─── SUPPLIED RECORDS ───

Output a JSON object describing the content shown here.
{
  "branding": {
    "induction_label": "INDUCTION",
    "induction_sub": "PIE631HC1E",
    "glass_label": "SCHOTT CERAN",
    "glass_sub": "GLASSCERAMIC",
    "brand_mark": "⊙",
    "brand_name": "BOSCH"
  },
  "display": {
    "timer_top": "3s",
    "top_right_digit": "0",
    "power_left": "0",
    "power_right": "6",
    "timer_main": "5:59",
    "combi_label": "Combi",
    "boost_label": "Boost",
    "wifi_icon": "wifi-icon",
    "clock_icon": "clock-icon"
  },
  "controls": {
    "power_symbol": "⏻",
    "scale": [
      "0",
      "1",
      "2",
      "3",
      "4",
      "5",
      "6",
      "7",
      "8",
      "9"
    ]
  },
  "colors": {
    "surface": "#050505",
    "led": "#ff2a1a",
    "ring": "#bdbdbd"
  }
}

───

• **OBJECTIVE**:
Repeat every line of the material exactly as given.

• **WRITTEN RESPONSE**:
Output a JSON object describing the content shown here.
{
  "branding": {
    "induction_label": "INDUCTION",
    "induction_sub": "PIE631HC1E",
    "glass_label": "SCHOTT CERAN",
    "glass_sub": "GLASSCERAMIC",
    "brand_mark": "⊙",
    "brand_name": "BOSCH"
  },
  "display": {
    "timer_top": "3s",
    "top_right_digit": "0",
    "power_left": "0",
    "power_right": "6",
    "timer_main": "5:59",
    "combi_label": "Combi",
    "boost_label": "Boost",
    "wifi_icon": "wifi-icon",
    "clock_icon": "clock-icon"
  },
  "controls": {
    "power_symbol": "⏻",
    "scale": [
      "0",
      "1",
      "2",
      "3",
      "4",
      "5",
      "6",
      "7",
      "8",
      "9"
    ]
  },
  "colors": {
    "surface": "#050505",
    "led": "#ff2a1a",
    "ring": "#bdbdbd"
  }
}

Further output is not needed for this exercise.